**RECORDS**
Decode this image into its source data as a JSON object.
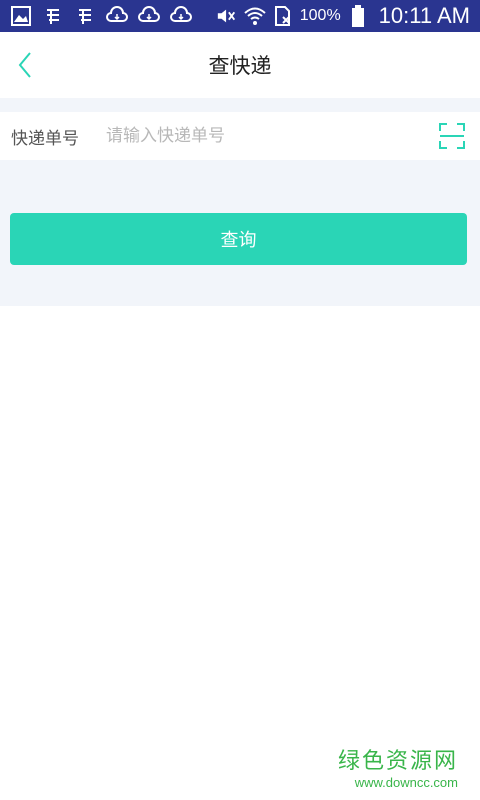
{
  "status_bar": {
    "battery_percent": "100%",
    "time": "10:11 AM"
  },
  "header": {
    "title": "查快递"
  },
  "form": {
    "label": "快递单号",
    "placeholder": "请输入快递单号",
    "value": "",
    "submit_label": "查询"
  },
  "watermark": {
    "title": "绿色资源网",
    "url": "www.downcc.com"
  },
  "colors": {
    "status_bar": "#2a3590",
    "accent": "#2ad5b6",
    "page_bg": "#f2f5fa",
    "watermark": "#39b54a"
  }
}
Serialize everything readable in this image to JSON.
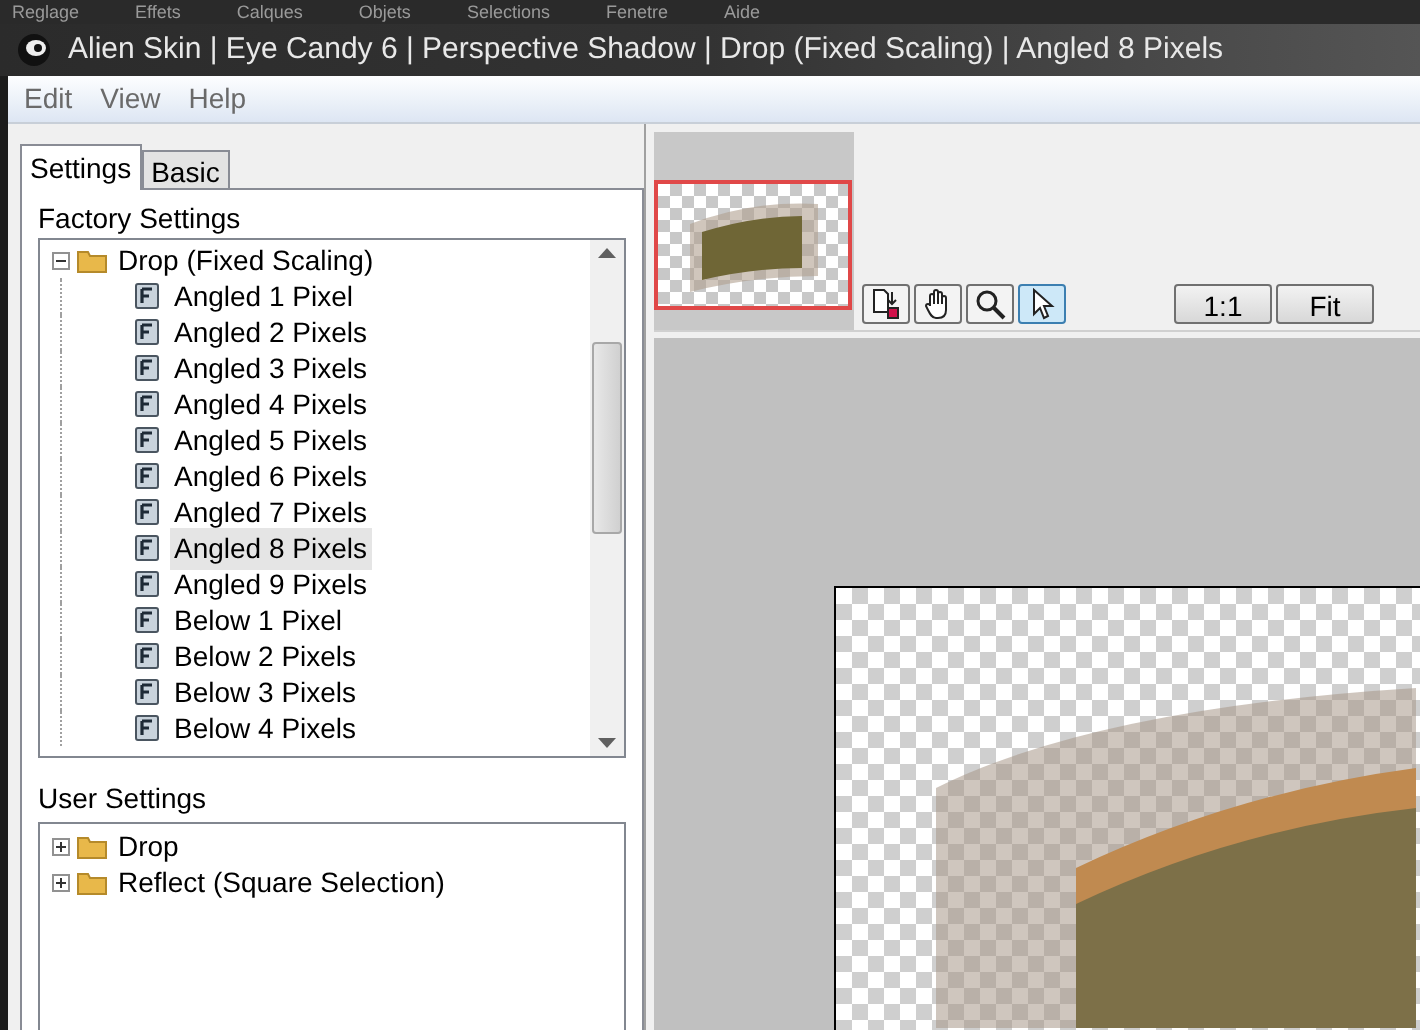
{
  "host_menu": [
    "Reglage",
    "Effets",
    "Calques",
    "Objets",
    "Selections",
    "Fenetre",
    "Aide"
  ],
  "window": {
    "title": "Alien Skin | Eye Candy 6 | Perspective Shadow | Drop (Fixed Scaling) | Angled 8 Pixels"
  },
  "menu": [
    "Edit",
    "View",
    "Help"
  ],
  "tabs": [
    {
      "label": "Settings",
      "selected": true
    },
    {
      "label": "Basic",
      "selected": false
    }
  ],
  "factory_settings": {
    "label": "Factory Settings",
    "tree": [
      {
        "label": "Drop (Fixed Scaling)",
        "expanded": true,
        "children": [
          {
            "label": "Angled 1 Pixel",
            "selected": false
          },
          {
            "label": "Angled 2 Pixels",
            "selected": false
          },
          {
            "label": "Angled 3 Pixels",
            "selected": false
          },
          {
            "label": "Angled 4 Pixels",
            "selected": false
          },
          {
            "label": "Angled 5 Pixels",
            "selected": false
          },
          {
            "label": "Angled 6 Pixels",
            "selected": false
          },
          {
            "label": "Angled 7 Pixels",
            "selected": false
          },
          {
            "label": "Angled 8 Pixels",
            "selected": true
          },
          {
            "label": "Angled 9 Pixels",
            "selected": false
          },
          {
            "label": "Below 1 Pixel",
            "selected": false
          },
          {
            "label": "Below 2 Pixels",
            "selected": false
          },
          {
            "label": "Below 3 Pixels",
            "selected": false
          },
          {
            "label": "Below 4 Pixels",
            "selected": false
          }
        ]
      }
    ]
  },
  "user_settings": {
    "label": "User Settings",
    "tree": [
      {
        "label": "Drop",
        "expanded": false
      },
      {
        "label": "Reflect (Square Selection)",
        "expanded": false
      }
    ]
  },
  "tools": [
    {
      "kind": "swap",
      "selected": false
    },
    {
      "kind": "hand",
      "selected": false
    },
    {
      "kind": "zoom",
      "selected": false
    },
    {
      "kind": "pointer",
      "selected": true
    }
  ],
  "zoom_buttons": [
    "1:1",
    "Fit"
  ]
}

**STATED GOAL**
Return the listing above unchanged, apart from dropping its pictures.

**ANSWER TO THE EXERCISE**
Decode this image into its source data as a JSON object.
{
  "status_bar": {
    "battery_percent": "100%",
    "time": "10:11 AM"
  },
  "header": {
    "title": "查快递"
  },
  "form": {
    "label": "快递单号",
    "placeholder": "请输入快递单号",
    "value": "",
    "submit_label": "查询"
  },
  "watermark": {
    "title": "绿色资源网",
    "url": "www.downcc.com"
  },
  "colors": {
    "status_bar": "#2a3590",
    "accent": "#2ad5b6",
    "page_bg": "#f2f5fa",
    "watermark": "#39b54a"
  }
}
Serialize everything readable in this image to JSON.
{
  "host_menu": [
    "Reglage",
    "Effets",
    "Calques",
    "Objets",
    "Selections",
    "Fenetre",
    "Aide"
  ],
  "window": {
    "title": "Alien Skin | Eye Candy 6 | Perspective Shadow | Drop (Fixed Scaling) | Angled 8 Pixels"
  },
  "menu": [
    "Edit",
    "View",
    "Help"
  ],
  "tabs": [
    {
      "label": "Settings",
      "selected": true
    },
    {
      "label": "Basic",
      "selected": false
    }
  ],
  "factory_settings": {
    "label": "Factory Settings",
    "tree": [
      {
        "label": "Drop (Fixed Scaling)",
        "expanded": true,
        "children": [
          {
            "label": "Angled 1 Pixel",
            "selected": false
          },
          {
            "label": "Angled 2 Pixels",
            "selected": false
          },
          {
            "label": "Angled 3 Pixels",
            "selected": false
          },
          {
            "label": "Angled 4 Pixels",
            "selected": false
          },
          {
            "label": "Angled 5 Pixels",
            "selected": false
          },
          {
            "label": "Angled 6 Pixels",
            "selected": false
          },
          {
            "label": "Angled 7 Pixels",
            "selected": false
          },
          {
            "label": "Angled 8 Pixels",
            "selected": true
          },
          {
            "label": "Angled 9 Pixels",
            "selected": false
          },
          {
            "label": "Below 1 Pixel",
            "selected": false
          },
          {
            "label": "Below 2 Pixels",
            "selected": false
          },
          {
            "label": "Below 3 Pixels",
            "selected": false
          },
          {
            "label": "Below 4 Pixels",
            "selected": false
          }
        ]
      }
    ]
  },
  "user_settings": {
    "label": "User Settings",
    "tree": [
      {
        "label": "Drop",
        "expanded": false
      },
      {
        "label": "Reflect (Square Selection)",
        "expanded": false
      }
    ]
  },
  "tools": [
    {
      "kind": "swap",
      "selected": false
    },
    {
      "kind": "hand",
      "selected": false
    },
    {
      "kind": "zoom",
      "selected": false
    },
    {
      "kind": "pointer",
      "selected": true
    }
  ],
  "zoom_buttons": [
    "1:1",
    "Fit"
  ]
}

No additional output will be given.